## What to work on
Skip the images and return the records below exactly.

═══ Material provided

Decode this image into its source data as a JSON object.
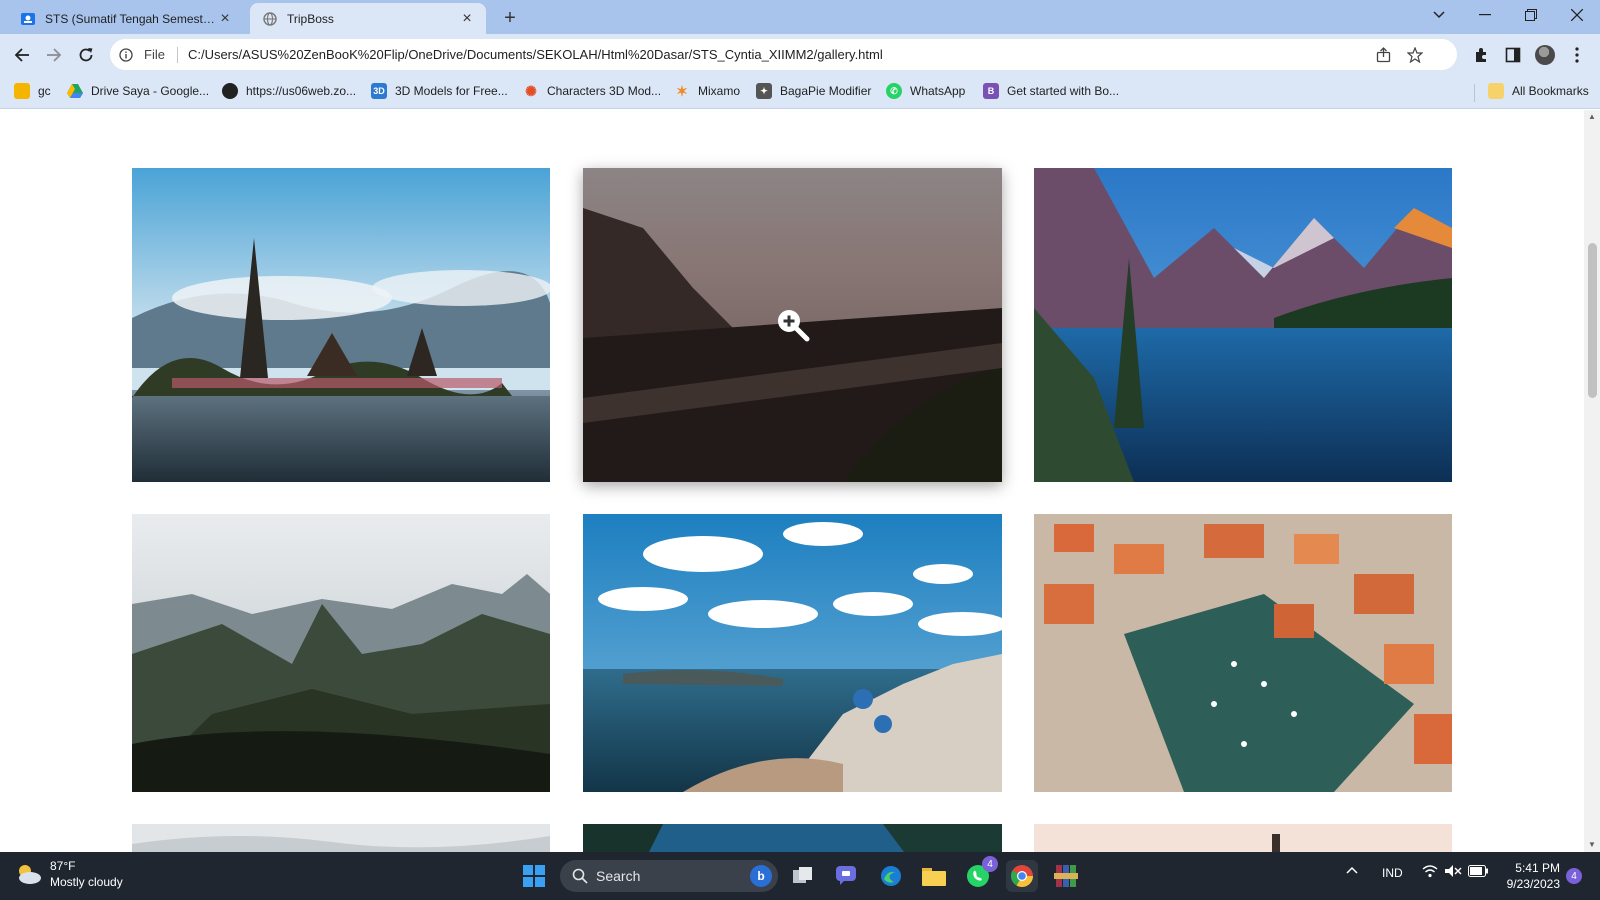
{
  "browser": {
    "tabs": [
      {
        "title": "STS (Sumatif Tengah Semester) C",
        "active": false
      },
      {
        "title": "TripBoss",
        "active": true
      }
    ],
    "address": {
      "scheme_label": "File",
      "url": "C:/Users/ASUS%20ZenBooK%20Flip/OneDrive/Documents/SEKOLAH/Html%20Dasar/STS_Cyntia_XIIMM2/gallery.html"
    },
    "bookmarks": [
      {
        "label": "gc",
        "icon": "classroom-icon",
        "color": "#f5b400"
      },
      {
        "label": "Drive Saya - Google...",
        "icon": "drive-icon",
        "color": "#1fa463"
      },
      {
        "label": "https://us06web.zo...",
        "icon": "globe-icon",
        "color": "#222222"
      },
      {
        "label": "3D Models for Free...",
        "icon": "3d-icon",
        "color": "#2d7bd1"
      },
      {
        "label": "Characters 3D Mod...",
        "icon": "mixamo-char-icon",
        "color": "#e44d26"
      },
      {
        "label": "Mixamo",
        "icon": "mixamo-icon",
        "color": "#f08a24"
      },
      {
        "label": "BagaPie Modifier",
        "icon": "bagapie-icon",
        "color": "#555555"
      },
      {
        "label": "WhatsApp",
        "icon": "whatsapp-icon",
        "color": "#25d366"
      },
      {
        "label": "Get started with Bo...",
        "icon": "bootstrap-icon",
        "color": "#7952b3"
      }
    ],
    "all_bookmarks_label": "All Bookmarks"
  },
  "gallery": {
    "photos": [
      {
        "name": "bali-temple-photo",
        "hover": false
      },
      {
        "name": "coastal-cliff-photo",
        "hover": true
      },
      {
        "name": "mountain-lake-photo",
        "hover": false
      },
      {
        "name": "machu-picchu-photo",
        "hover": false
      },
      {
        "name": "santorini-photo",
        "hover": false
      },
      {
        "name": "harbor-town-photo",
        "hover": false
      },
      {
        "name": "bottom-left-photo",
        "hover": false
      },
      {
        "name": "bottom-middle-photo",
        "hover": false
      },
      {
        "name": "bottom-right-photo",
        "hover": false
      }
    ]
  },
  "taskbar": {
    "weather": {
      "temp": "87°F",
      "condition": "Mostly cloudy"
    },
    "search_label": "Search",
    "whatsapp_badge": "4",
    "language": "IND",
    "time": "5:41 PM",
    "date": "9/23/2023",
    "notification_count": "4"
  }
}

══════

## Correct result
Decode this image into its source data as a JSON object.
{
  "browser": {
    "tabs": [
      {
        "title": "STS (Sumatif Tengah Semester) C",
        "active": false
      },
      {
        "title": "TripBoss",
        "active": true
      }
    ],
    "address": {
      "scheme_label": "File",
      "url": "C:/Users/ASUS%20ZenBooK%20Flip/OneDrive/Documents/SEKOLAH/Html%20Dasar/STS_Cyntia_XIIMM2/gallery.html"
    },
    "bookmarks": [
      {
        "label": "gc",
        "icon": "classroom-icon",
        "color": "#f5b400"
      },
      {
        "label": "Drive Saya - Google...",
        "icon": "drive-icon",
        "color": "#1fa463"
      },
      {
        "label": "https://us06web.zo...",
        "icon": "globe-icon",
        "color": "#222222"
      },
      {
        "label": "3D Models for Free...",
        "icon": "3d-icon",
        "color": "#2d7bd1"
      },
      {
        "label": "Characters 3D Mod...",
        "icon": "mixamo-char-icon",
        "color": "#e44d26"
      },
      {
        "label": "Mixamo",
        "icon": "mixamo-icon",
        "color": "#f08a24"
      },
      {
        "label": "BagaPie Modifier",
        "icon": "bagapie-icon",
        "color": "#555555"
      },
      {
        "label": "WhatsApp",
        "icon": "whatsapp-icon",
        "color": "#25d366"
      },
      {
        "label": "Get started with Bo...",
        "icon": "bootstrap-icon",
        "color": "#7952b3"
      }
    ],
    "all_bookmarks_label": "All Bookmarks"
  },
  "gallery": {
    "photos": [
      {
        "name": "bali-temple-photo",
        "hover": false
      },
      {
        "name": "coastal-cliff-photo",
        "hover": true
      },
      {
        "name": "mountain-lake-photo",
        "hover": false
      },
      {
        "name": "machu-picchu-photo",
        "hover": false
      },
      {
        "name": "santorini-photo",
        "hover": false
      },
      {
        "name": "harbor-town-photo",
        "hover": false
      },
      {
        "name": "bottom-left-photo",
        "hover": false
      },
      {
        "name": "bottom-middle-photo",
        "hover": false
      },
      {
        "name": "bottom-right-photo",
        "hover": false
      }
    ]
  },
  "taskbar": {
    "weather": {
      "temp": "87°F",
      "condition": "Mostly cloudy"
    },
    "search_label": "Search",
    "whatsapp_badge": "4",
    "language": "IND",
    "time": "5:41 PM",
    "date": "9/23/2023",
    "notification_count": "4"
  }
}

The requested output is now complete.